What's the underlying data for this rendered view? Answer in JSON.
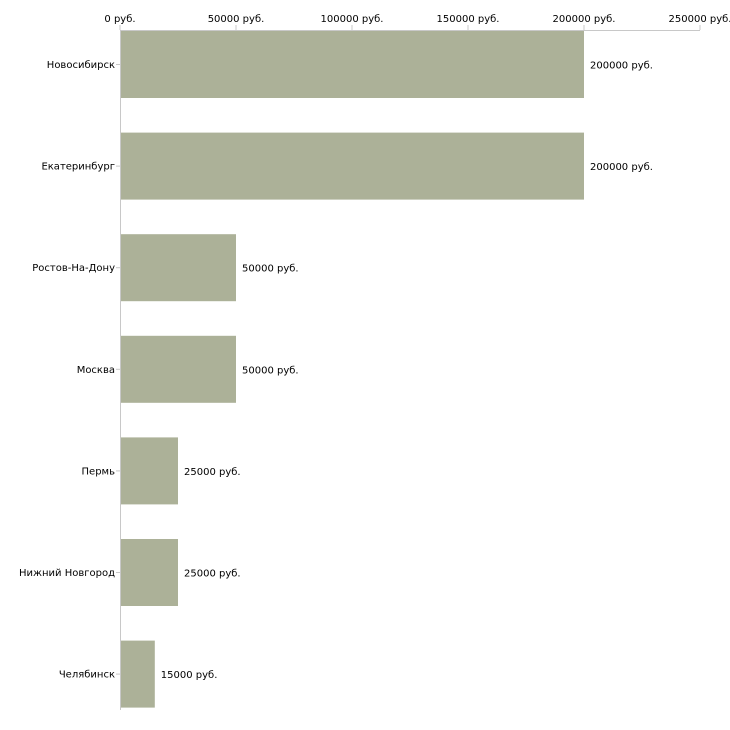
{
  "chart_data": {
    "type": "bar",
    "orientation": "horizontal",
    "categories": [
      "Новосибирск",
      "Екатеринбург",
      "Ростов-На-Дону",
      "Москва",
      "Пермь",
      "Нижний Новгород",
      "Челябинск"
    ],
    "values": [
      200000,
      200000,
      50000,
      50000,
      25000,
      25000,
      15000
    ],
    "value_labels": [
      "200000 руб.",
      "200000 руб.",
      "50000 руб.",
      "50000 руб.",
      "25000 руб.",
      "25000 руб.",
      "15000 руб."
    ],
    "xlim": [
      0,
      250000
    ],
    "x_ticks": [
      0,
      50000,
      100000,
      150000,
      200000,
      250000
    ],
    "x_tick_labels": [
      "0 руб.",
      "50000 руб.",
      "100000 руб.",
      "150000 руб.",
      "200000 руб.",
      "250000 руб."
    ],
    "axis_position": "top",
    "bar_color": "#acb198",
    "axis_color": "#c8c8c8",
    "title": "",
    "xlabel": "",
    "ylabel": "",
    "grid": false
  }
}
###
> What the task asks
Repeat every record precisely. Any picture among them stays out of the copy.

> Final result
What's the underlying data for this rendered view? Answer in JSON.
{
  "chart_data": {
    "type": "bar",
    "orientation": "horizontal",
    "categories": [
      "Новосибирск",
      "Екатеринбург",
      "Ростов-На-Дону",
      "Москва",
      "Пермь",
      "Нижний Новгород",
      "Челябинск"
    ],
    "values": [
      200000,
      200000,
      50000,
      50000,
      25000,
      25000,
      15000
    ],
    "value_labels": [
      "200000 руб.",
      "200000 руб.",
      "50000 руб.",
      "50000 руб.",
      "25000 руб.",
      "25000 руб.",
      "15000 руб."
    ],
    "xlim": [
      0,
      250000
    ],
    "x_ticks": [
      0,
      50000,
      100000,
      150000,
      200000,
      250000
    ],
    "x_tick_labels": [
      "0 руб.",
      "50000 руб.",
      "100000 руб.",
      "150000 руб.",
      "200000 руб.",
      "250000 руб."
    ],
    "axis_position": "top",
    "bar_color": "#acb198",
    "axis_color": "#c8c8c8",
    "title": "",
    "xlabel": "",
    "ylabel": "",
    "grid": false
  }
}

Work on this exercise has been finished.